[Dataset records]
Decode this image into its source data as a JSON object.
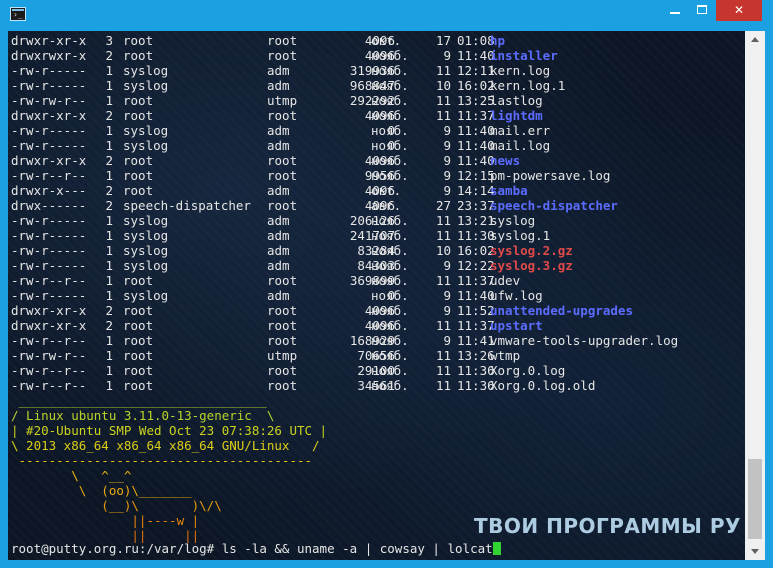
{
  "window": {
    "title": ""
  },
  "listing": [
    {
      "perm": "drwxr-xr-x",
      "links": "3",
      "owner": "root",
      "group": "root",
      "size": "4096",
      "month": "окт.",
      "day": "17",
      "time": "01:08",
      "name": "hp",
      "kind": "dir"
    },
    {
      "perm": "drwxrwxr-x",
      "links": "2",
      "owner": "root",
      "group": "root",
      "size": "4096",
      "month": "нояб.",
      "day": "9",
      "time": "11:40",
      "name": "installer",
      "kind": "dir"
    },
    {
      "perm": "-rw-r-----",
      "links": "1",
      "owner": "syslog",
      "group": "adm",
      "size": "319936",
      "month": "нояб.",
      "day": "11",
      "time": "12:11",
      "name": "kern.log",
      "kind": "file"
    },
    {
      "perm": "-rw-r-----",
      "links": "1",
      "owner": "syslog",
      "group": "adm",
      "size": "968847",
      "month": "нояб.",
      "day": "10",
      "time": "16:02",
      "name": "kern.log.1",
      "kind": "file"
    },
    {
      "perm": "-rw-rw-r--",
      "links": "1",
      "owner": "root",
      "group": "utmp",
      "size": "292292",
      "month": "нояб.",
      "day": "11",
      "time": "13:25",
      "name": "lastlog",
      "kind": "file"
    },
    {
      "perm": "drwxr-xr-x",
      "links": "2",
      "owner": "root",
      "group": "root",
      "size": "4096",
      "month": "нояб.",
      "day": "11",
      "time": "11:37",
      "name": "lightdm",
      "kind": "dir"
    },
    {
      "perm": "-rw-r-----",
      "links": "1",
      "owner": "syslog",
      "group": "adm",
      "size": "0",
      "month": "нояб.",
      "day": "9",
      "time": "11:40",
      "name": "mail.err",
      "kind": "file"
    },
    {
      "perm": "-rw-r-----",
      "links": "1",
      "owner": "syslog",
      "group": "adm",
      "size": "0",
      "month": "нояб.",
      "day": "9",
      "time": "11:40",
      "name": "mail.log",
      "kind": "file"
    },
    {
      "perm": "drwxr-xr-x",
      "links": "2",
      "owner": "root",
      "group": "root",
      "size": "4096",
      "month": "нояб.",
      "day": "9",
      "time": "11:40",
      "name": "news",
      "kind": "dir"
    },
    {
      "perm": "-rw-r--r--",
      "links": "1",
      "owner": "root",
      "group": "root",
      "size": "9956",
      "month": "нояб.",
      "day": "9",
      "time": "12:15",
      "name": "pm-powersave.log",
      "kind": "file"
    },
    {
      "perm": "drwxr-x---",
      "links": "2",
      "owner": "root",
      "group": "adm",
      "size": "4096",
      "month": "окт.",
      "day": "9",
      "time": "14:14",
      "name": "samba",
      "kind": "dir"
    },
    {
      "perm": "drwx------",
      "links": "2",
      "owner": "speech-dispatcher",
      "group": "root",
      "size": "4096",
      "month": "авг.",
      "day": "27",
      "time": "23:37",
      "name": "speech-dispatcher",
      "kind": "dir"
    },
    {
      "perm": "-rw-r-----",
      "links": "1",
      "owner": "syslog",
      "group": "adm",
      "size": "206126",
      "month": "нояб.",
      "day": "11",
      "time": "13:21",
      "name": "syslog",
      "kind": "file"
    },
    {
      "perm": "-rw-r-----",
      "links": "1",
      "owner": "syslog",
      "group": "adm",
      "size": "241707",
      "month": "нояб.",
      "day": "11",
      "time": "11:30",
      "name": "syslog.1",
      "kind": "file"
    },
    {
      "perm": "-rw-r-----",
      "links": "1",
      "owner": "syslog",
      "group": "adm",
      "size": "83284",
      "month": "нояб.",
      "day": "10",
      "time": "16:02",
      "name": "syslog.2.gz",
      "kind": "archive"
    },
    {
      "perm": "-rw-r-----",
      "links": "1",
      "owner": "syslog",
      "group": "adm",
      "size": "84303",
      "month": "нояб.",
      "day": "9",
      "time": "12:22",
      "name": "syslog.3.gz",
      "kind": "archive"
    },
    {
      "perm": "-rw-r--r--",
      "links": "1",
      "owner": "root",
      "group": "root",
      "size": "369899",
      "month": "нояб.",
      "day": "11",
      "time": "11:37",
      "name": "udev",
      "kind": "file"
    },
    {
      "perm": "-rw-r-----",
      "links": "1",
      "owner": "syslog",
      "group": "adm",
      "size": "0",
      "month": "нояб.",
      "day": "9",
      "time": "11:40",
      "name": "ufw.log",
      "kind": "file"
    },
    {
      "perm": "drwxr-xr-x",
      "links": "2",
      "owner": "root",
      "group": "root",
      "size": "4096",
      "month": "нояб.",
      "day": "9",
      "time": "11:52",
      "name": "unattended-upgrades",
      "kind": "dir"
    },
    {
      "perm": "drwxr-xr-x",
      "links": "2",
      "owner": "root",
      "group": "root",
      "size": "4096",
      "month": "нояб.",
      "day": "11",
      "time": "11:37",
      "name": "upstart",
      "kind": "dir"
    },
    {
      "perm": "-rw-r--r--",
      "links": "1",
      "owner": "root",
      "group": "root",
      "size": "168929",
      "month": "нояб.",
      "day": "9",
      "time": "11:41",
      "name": "vmware-tools-upgrader.log",
      "kind": "file"
    },
    {
      "perm": "-rw-rw-r--",
      "links": "1",
      "owner": "root",
      "group": "utmp",
      "size": "70656",
      "month": "нояб.",
      "day": "11",
      "time": "13:26",
      "name": "wtmp",
      "kind": "file"
    },
    {
      "perm": "-rw-r--r--",
      "links": "1",
      "owner": "root",
      "group": "root",
      "size": "29100",
      "month": "нояб.",
      "day": "11",
      "time": "11:36",
      "name": "Xorg.0.log",
      "kind": "file"
    },
    {
      "perm": "-rw-r--r--",
      "links": "1",
      "owner": "root",
      "group": "root",
      "size": "34561",
      "month": "нояб.",
      "day": "11",
      "time": "11:36",
      "name": "Xorg.0.log.old",
      "kind": "file"
    }
  ],
  "cowsay": [
    " _________________________________",
    "/ Linux ubuntu 3.11.0-13-generic  \\",
    "| #20-Ubuntu SMP Wed Oct 23 07:38:26 UTC |",
    "\\ 2013 x86_64 x86_64 x86_64 GNU/Linux   /",
    " ---------------------------------------",
    "        \\   ^__^",
    "         \\  (oo)\\_______",
    "            (__)\\       )\\/\\",
    "                ||----w |",
    "                ||     ||"
  ],
  "cowsay_colors": [
    "#b5d12c",
    "#b9d32a",
    "#cbd31e",
    "#dccd17",
    "#e6c214",
    "#e9b510",
    "#ebaa0e",
    "#e99a0c",
    "#e7860c",
    "#e2700d"
  ],
  "prompt": {
    "text": "root@putty.org.ru:/var/log# ls -la && uname -a | cowsay | lolcat"
  },
  "watermark": "ТВОИ ПРОГРАММЫ РУ",
  "colors": {
    "background": "#0c1625",
    "text": "#e6e6e6",
    "directory": "#5c6cff",
    "archive": "#e04a4a",
    "cursor": "#32d232",
    "frame": "#1ba1e2",
    "close_button": "#c7352f"
  },
  "controls": {
    "minimize_icon": "minimize-icon",
    "maximize_icon": "maximize-icon",
    "close_icon": "close-icon"
  }
}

• GIVEN REQUEST
In the copy, include no pictures; restate the listing above exactly.

• RESPONSE TO THIS EXERCISE
Decode this image into its source data as a JSON object.
{
  "window": {
    "title": ""
  },
  "listing": [
    {
      "perm": "drwxr-xr-x",
      "links": "3",
      "owner": "root",
      "group": "root",
      "size": "4096",
      "month": "окт.",
      "day": "17",
      "time": "01:08",
      "name": "hp",
      "kind": "dir"
    },
    {
      "perm": "drwxrwxr-x",
      "links": "2",
      "owner": "root",
      "group": "root",
      "size": "4096",
      "month": "нояб.",
      "day": "9",
      "time": "11:40",
      "name": "installer",
      "kind": "dir"
    },
    {
      "perm": "-rw-r-----",
      "links": "1",
      "owner": "syslog",
      "group": "adm",
      "size": "319936",
      "month": "нояб.",
      "day": "11",
      "time": "12:11",
      "name": "kern.log",
      "kind": "file"
    },
    {
      "perm": "-rw-r-----",
      "links": "1",
      "owner": "syslog",
      "group": "adm",
      "size": "968847",
      "month": "нояб.",
      "day": "10",
      "time": "16:02",
      "name": "kern.log.1",
      "kind": "file"
    },
    {
      "perm": "-rw-rw-r--",
      "links": "1",
      "owner": "root",
      "group": "utmp",
      "size": "292292",
      "month": "нояб.",
      "day": "11",
      "time": "13:25",
      "name": "lastlog",
      "kind": "file"
    },
    {
      "perm": "drwxr-xr-x",
      "links": "2",
      "owner": "root",
      "group": "root",
      "size": "4096",
      "month": "нояб.",
      "day": "11",
      "time": "11:37",
      "name": "lightdm",
      "kind": "dir"
    },
    {
      "perm": "-rw-r-----",
      "links": "1",
      "owner": "syslog",
      "group": "adm",
      "size": "0",
      "month": "нояб.",
      "day": "9",
      "time": "11:40",
      "name": "mail.err",
      "kind": "file"
    },
    {
      "perm": "-rw-r-----",
      "links": "1",
      "owner": "syslog",
      "group": "adm",
      "size": "0",
      "month": "нояб.",
      "day": "9",
      "time": "11:40",
      "name": "mail.log",
      "kind": "file"
    },
    {
      "perm": "drwxr-xr-x",
      "links": "2",
      "owner": "root",
      "group": "root",
      "size": "4096",
      "month": "нояб.",
      "day": "9",
      "time": "11:40",
      "name": "news",
      "kind": "dir"
    },
    {
      "perm": "-rw-r--r--",
      "links": "1",
      "owner": "root",
      "group": "root",
      "size": "9956",
      "month": "нояб.",
      "day": "9",
      "time": "12:15",
      "name": "pm-powersave.log",
      "kind": "file"
    },
    {
      "perm": "drwxr-x---",
      "links": "2",
      "owner": "root",
      "group": "adm",
      "size": "4096",
      "month": "окт.",
      "day": "9",
      "time": "14:14",
      "name": "samba",
      "kind": "dir"
    },
    {
      "perm": "drwx------",
      "links": "2",
      "owner": "speech-dispatcher",
      "group": "root",
      "size": "4096",
      "month": "авг.",
      "day": "27",
      "time": "23:37",
      "name": "speech-dispatcher",
      "kind": "dir"
    },
    {
      "perm": "-rw-r-----",
      "links": "1",
      "owner": "syslog",
      "group": "adm",
      "size": "206126",
      "month": "нояб.",
      "day": "11",
      "time": "13:21",
      "name": "syslog",
      "kind": "file"
    },
    {
      "perm": "-rw-r-----",
      "links": "1",
      "owner": "syslog",
      "group": "adm",
      "size": "241707",
      "month": "нояб.",
      "day": "11",
      "time": "11:30",
      "name": "syslog.1",
      "kind": "file"
    },
    {
      "perm": "-rw-r-----",
      "links": "1",
      "owner": "syslog",
      "group": "adm",
      "size": "83284",
      "month": "нояб.",
      "day": "10",
      "time": "16:02",
      "name": "syslog.2.gz",
      "kind": "archive"
    },
    {
      "perm": "-rw-r-----",
      "links": "1",
      "owner": "syslog",
      "group": "adm",
      "size": "84303",
      "month": "нояб.",
      "day": "9",
      "time": "12:22",
      "name": "syslog.3.gz",
      "kind": "archive"
    },
    {
      "perm": "-rw-r--r--",
      "links": "1",
      "owner": "root",
      "group": "root",
      "size": "369899",
      "month": "нояб.",
      "day": "11",
      "time": "11:37",
      "name": "udev",
      "kind": "file"
    },
    {
      "perm": "-rw-r-----",
      "links": "1",
      "owner": "syslog",
      "group": "adm",
      "size": "0",
      "month": "нояб.",
      "day": "9",
      "time": "11:40",
      "name": "ufw.log",
      "kind": "file"
    },
    {
      "perm": "drwxr-xr-x",
      "links": "2",
      "owner": "root",
      "group": "root",
      "size": "4096",
      "month": "нояб.",
      "day": "9",
      "time": "11:52",
      "name": "unattended-upgrades",
      "kind": "dir"
    },
    {
      "perm": "drwxr-xr-x",
      "links": "2",
      "owner": "root",
      "group": "root",
      "size": "4096",
      "month": "нояб.",
      "day": "11",
      "time": "11:37",
      "name": "upstart",
      "kind": "dir"
    },
    {
      "perm": "-rw-r--r--",
      "links": "1",
      "owner": "root",
      "group": "root",
      "size": "168929",
      "month": "нояб.",
      "day": "9",
      "time": "11:41",
      "name": "vmware-tools-upgrader.log",
      "kind": "file"
    },
    {
      "perm": "-rw-rw-r--",
      "links": "1",
      "owner": "root",
      "group": "utmp",
      "size": "70656",
      "month": "нояб.",
      "day": "11",
      "time": "13:26",
      "name": "wtmp",
      "kind": "file"
    },
    {
      "perm": "-rw-r--r--",
      "links": "1",
      "owner": "root",
      "group": "root",
      "size": "29100",
      "month": "нояб.",
      "day": "11",
      "time": "11:36",
      "name": "Xorg.0.log",
      "kind": "file"
    },
    {
      "perm": "-rw-r--r--",
      "links": "1",
      "owner": "root",
      "group": "root",
      "size": "34561",
      "month": "нояб.",
      "day": "11",
      "time": "11:36",
      "name": "Xorg.0.log.old",
      "kind": "file"
    }
  ],
  "cowsay": [
    " _________________________________",
    "/ Linux ubuntu 3.11.0-13-generic  \\",
    "| #20-Ubuntu SMP Wed Oct 23 07:38:26 UTC |",
    "\\ 2013 x86_64 x86_64 x86_64 GNU/Linux   /",
    " ---------------------------------------",
    "        \\   ^__^",
    "         \\  (oo)\\_______",
    "            (__)\\       )\\/\\",
    "                ||----w |",
    "                ||     ||"
  ],
  "cowsay_colors": [
    "#b5d12c",
    "#b9d32a",
    "#cbd31e",
    "#dccd17",
    "#e6c214",
    "#e9b510",
    "#ebaa0e",
    "#e99a0c",
    "#e7860c",
    "#e2700d"
  ],
  "prompt": {
    "text": "root@putty.org.ru:/var/log# ls -la && uname -a | cowsay | lolcat"
  },
  "watermark": "ТВОИ ПРОГРАММЫ РУ",
  "colors": {
    "background": "#0c1625",
    "text": "#e6e6e6",
    "directory": "#5c6cff",
    "archive": "#e04a4a",
    "cursor": "#32d232",
    "frame": "#1ba1e2",
    "close_button": "#c7352f"
  },
  "controls": {
    "minimize_icon": "minimize-icon",
    "maximize_icon": "maximize-icon",
    "close_icon": "close-icon"
  }
}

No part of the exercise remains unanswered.